§ **Instructions for the task**: How many lines in these records hold the string "period"? Reply with the number alone.

§ **Records to process**:
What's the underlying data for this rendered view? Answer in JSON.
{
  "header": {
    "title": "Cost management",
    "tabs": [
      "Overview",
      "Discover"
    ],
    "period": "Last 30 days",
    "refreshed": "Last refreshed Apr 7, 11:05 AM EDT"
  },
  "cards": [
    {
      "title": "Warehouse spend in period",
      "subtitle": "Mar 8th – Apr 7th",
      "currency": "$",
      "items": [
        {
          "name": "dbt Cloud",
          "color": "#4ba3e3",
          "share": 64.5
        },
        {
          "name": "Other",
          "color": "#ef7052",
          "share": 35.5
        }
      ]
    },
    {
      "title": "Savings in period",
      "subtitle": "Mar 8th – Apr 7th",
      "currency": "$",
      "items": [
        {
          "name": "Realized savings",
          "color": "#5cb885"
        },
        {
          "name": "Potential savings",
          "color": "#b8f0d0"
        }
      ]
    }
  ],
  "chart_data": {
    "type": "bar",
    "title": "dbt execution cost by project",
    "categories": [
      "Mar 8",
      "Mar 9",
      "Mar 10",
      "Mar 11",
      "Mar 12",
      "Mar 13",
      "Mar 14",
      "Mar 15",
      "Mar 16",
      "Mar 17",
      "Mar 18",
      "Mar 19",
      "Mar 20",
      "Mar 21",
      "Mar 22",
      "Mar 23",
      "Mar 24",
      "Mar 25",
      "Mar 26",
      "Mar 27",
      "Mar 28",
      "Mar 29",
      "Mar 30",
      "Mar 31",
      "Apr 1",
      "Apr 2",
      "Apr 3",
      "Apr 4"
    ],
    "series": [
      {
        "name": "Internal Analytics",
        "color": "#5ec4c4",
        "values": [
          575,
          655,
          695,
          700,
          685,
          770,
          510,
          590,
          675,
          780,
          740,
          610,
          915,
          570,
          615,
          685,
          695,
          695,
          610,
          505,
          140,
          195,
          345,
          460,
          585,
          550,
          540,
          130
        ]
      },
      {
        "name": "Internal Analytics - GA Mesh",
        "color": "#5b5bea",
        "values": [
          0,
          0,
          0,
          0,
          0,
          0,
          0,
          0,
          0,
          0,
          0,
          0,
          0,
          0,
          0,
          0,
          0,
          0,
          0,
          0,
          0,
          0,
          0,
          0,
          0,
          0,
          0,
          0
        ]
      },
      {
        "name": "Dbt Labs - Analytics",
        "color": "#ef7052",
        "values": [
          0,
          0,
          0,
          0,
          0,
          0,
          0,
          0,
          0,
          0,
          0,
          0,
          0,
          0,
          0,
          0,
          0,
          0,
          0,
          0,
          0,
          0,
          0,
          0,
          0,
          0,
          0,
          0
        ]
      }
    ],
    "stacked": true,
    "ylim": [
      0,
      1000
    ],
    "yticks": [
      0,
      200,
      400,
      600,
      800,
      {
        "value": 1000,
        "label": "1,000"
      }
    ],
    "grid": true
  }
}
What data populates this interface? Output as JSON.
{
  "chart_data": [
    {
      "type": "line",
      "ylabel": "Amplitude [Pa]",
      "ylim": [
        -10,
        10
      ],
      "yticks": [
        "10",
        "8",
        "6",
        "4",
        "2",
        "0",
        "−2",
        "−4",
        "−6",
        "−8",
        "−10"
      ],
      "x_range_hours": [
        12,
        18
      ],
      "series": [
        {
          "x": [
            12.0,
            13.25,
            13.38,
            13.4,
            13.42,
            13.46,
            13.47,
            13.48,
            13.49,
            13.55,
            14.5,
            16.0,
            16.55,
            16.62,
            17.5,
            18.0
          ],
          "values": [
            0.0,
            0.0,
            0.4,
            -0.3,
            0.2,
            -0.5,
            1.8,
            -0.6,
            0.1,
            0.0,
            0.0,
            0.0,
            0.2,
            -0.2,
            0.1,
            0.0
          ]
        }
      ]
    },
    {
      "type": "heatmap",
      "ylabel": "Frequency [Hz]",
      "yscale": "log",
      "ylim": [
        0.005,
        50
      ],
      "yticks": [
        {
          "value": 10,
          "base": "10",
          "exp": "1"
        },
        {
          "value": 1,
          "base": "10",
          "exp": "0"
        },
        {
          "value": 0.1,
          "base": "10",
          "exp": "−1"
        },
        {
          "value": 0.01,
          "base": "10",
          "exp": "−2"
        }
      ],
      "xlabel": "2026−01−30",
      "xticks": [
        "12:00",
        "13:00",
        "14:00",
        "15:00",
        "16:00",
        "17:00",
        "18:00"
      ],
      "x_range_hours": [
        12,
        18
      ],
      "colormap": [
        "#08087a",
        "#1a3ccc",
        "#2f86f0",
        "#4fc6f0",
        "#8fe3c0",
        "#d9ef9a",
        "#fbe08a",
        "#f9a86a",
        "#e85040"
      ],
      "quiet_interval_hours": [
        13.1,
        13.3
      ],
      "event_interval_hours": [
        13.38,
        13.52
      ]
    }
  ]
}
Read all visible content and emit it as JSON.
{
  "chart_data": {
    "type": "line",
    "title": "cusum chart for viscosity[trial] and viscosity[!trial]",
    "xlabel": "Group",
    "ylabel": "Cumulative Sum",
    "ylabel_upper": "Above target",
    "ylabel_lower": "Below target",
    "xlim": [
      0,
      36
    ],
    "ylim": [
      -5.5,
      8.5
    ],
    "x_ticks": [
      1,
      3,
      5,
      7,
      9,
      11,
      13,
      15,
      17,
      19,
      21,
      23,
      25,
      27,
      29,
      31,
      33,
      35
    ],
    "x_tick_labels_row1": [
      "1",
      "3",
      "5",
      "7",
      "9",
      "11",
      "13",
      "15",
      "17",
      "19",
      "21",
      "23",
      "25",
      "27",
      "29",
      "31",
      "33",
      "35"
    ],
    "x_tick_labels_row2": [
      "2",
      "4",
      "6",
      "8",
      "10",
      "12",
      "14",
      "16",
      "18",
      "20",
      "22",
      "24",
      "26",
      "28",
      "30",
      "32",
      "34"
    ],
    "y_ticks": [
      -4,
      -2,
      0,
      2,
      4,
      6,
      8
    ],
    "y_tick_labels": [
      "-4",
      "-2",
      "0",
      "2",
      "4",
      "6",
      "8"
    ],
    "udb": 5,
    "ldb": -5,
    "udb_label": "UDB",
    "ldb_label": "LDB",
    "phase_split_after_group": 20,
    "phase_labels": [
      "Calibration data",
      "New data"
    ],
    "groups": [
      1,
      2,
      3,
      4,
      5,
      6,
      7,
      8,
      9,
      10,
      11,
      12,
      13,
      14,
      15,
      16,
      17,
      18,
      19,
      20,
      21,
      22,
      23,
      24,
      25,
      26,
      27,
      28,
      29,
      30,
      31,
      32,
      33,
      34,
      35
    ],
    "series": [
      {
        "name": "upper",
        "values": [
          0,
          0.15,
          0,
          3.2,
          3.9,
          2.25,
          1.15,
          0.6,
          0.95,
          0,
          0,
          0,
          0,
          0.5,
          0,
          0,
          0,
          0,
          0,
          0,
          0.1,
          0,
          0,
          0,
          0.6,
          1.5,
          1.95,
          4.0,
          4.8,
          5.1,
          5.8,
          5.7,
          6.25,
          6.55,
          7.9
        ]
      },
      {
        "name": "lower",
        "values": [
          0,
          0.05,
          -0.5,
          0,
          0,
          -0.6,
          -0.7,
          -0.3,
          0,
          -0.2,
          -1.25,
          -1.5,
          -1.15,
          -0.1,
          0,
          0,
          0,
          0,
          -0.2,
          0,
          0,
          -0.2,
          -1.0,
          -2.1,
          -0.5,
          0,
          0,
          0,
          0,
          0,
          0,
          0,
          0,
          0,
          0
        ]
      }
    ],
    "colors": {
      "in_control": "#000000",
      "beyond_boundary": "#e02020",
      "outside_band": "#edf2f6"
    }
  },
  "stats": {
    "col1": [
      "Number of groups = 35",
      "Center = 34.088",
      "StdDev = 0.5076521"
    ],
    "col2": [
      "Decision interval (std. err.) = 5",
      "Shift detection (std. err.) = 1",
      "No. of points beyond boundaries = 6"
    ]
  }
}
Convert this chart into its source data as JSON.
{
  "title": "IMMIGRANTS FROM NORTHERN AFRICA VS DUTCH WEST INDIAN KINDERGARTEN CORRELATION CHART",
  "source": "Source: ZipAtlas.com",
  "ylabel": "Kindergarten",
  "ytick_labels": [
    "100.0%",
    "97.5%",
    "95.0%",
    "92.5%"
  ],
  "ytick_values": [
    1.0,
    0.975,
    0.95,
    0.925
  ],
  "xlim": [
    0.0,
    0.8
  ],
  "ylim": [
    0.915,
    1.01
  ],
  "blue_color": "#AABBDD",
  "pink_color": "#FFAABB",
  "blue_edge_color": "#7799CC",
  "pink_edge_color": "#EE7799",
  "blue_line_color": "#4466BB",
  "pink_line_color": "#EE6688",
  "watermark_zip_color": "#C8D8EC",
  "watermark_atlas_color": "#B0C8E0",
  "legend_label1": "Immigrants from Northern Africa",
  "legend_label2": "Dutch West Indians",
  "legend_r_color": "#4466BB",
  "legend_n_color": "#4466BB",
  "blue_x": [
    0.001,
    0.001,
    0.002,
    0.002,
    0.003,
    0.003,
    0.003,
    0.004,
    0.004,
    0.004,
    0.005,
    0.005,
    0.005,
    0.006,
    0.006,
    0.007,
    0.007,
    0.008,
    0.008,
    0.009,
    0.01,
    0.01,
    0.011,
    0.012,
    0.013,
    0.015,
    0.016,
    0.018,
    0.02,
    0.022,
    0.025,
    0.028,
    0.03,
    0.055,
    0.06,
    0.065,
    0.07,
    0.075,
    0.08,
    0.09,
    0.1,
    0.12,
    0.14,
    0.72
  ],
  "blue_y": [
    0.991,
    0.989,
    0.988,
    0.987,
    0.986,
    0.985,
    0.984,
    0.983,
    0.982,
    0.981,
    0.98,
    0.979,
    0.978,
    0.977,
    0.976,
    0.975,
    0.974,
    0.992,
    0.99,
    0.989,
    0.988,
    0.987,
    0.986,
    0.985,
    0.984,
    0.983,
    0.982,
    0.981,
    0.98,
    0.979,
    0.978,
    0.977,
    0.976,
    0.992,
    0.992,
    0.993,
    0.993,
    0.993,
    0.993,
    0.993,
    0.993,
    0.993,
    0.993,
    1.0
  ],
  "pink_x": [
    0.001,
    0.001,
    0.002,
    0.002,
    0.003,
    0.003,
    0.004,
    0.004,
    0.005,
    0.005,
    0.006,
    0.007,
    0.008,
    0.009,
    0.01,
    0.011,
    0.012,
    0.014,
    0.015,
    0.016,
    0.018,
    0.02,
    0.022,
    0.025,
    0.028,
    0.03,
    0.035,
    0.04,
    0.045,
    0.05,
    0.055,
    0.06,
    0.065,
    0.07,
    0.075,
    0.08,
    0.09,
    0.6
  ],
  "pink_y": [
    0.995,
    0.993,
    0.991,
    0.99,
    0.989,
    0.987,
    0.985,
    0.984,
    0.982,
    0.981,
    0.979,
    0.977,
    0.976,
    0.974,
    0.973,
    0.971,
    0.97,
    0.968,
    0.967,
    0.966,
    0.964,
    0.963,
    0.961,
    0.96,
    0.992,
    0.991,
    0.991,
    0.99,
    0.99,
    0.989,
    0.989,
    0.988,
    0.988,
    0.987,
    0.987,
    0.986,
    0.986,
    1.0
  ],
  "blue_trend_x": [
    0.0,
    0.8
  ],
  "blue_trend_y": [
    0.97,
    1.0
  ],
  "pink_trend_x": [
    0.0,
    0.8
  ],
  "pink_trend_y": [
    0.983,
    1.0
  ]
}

§ **Complete answer**: 3